> WORK INSTRUCTIONS
Please count the lines of the data that contain the word "device" and reply with that number alone.
___
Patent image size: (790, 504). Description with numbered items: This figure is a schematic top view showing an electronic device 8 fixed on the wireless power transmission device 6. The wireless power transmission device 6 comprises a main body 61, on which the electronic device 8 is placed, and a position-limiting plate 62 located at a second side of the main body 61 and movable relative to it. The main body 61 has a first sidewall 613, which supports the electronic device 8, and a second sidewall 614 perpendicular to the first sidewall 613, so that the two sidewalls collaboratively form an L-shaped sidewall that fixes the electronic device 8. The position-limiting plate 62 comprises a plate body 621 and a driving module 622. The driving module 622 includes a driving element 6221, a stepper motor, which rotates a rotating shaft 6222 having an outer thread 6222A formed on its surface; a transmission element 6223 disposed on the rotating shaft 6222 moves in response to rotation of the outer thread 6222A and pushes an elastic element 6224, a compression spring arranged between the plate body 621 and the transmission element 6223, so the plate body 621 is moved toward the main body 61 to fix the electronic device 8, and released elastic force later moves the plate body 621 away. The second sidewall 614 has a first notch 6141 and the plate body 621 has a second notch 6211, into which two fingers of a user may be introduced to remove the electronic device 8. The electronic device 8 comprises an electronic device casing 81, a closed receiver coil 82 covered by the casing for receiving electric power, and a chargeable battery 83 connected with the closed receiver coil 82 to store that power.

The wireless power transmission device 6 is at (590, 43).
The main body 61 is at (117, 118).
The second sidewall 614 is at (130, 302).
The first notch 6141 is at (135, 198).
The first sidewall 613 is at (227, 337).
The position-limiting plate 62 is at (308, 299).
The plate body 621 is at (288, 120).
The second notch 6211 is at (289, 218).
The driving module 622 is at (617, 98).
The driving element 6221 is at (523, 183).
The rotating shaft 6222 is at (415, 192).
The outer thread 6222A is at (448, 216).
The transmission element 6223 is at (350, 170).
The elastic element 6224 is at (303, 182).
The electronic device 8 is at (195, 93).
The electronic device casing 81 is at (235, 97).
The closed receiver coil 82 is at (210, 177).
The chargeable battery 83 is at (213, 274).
___
> THE REPLY
4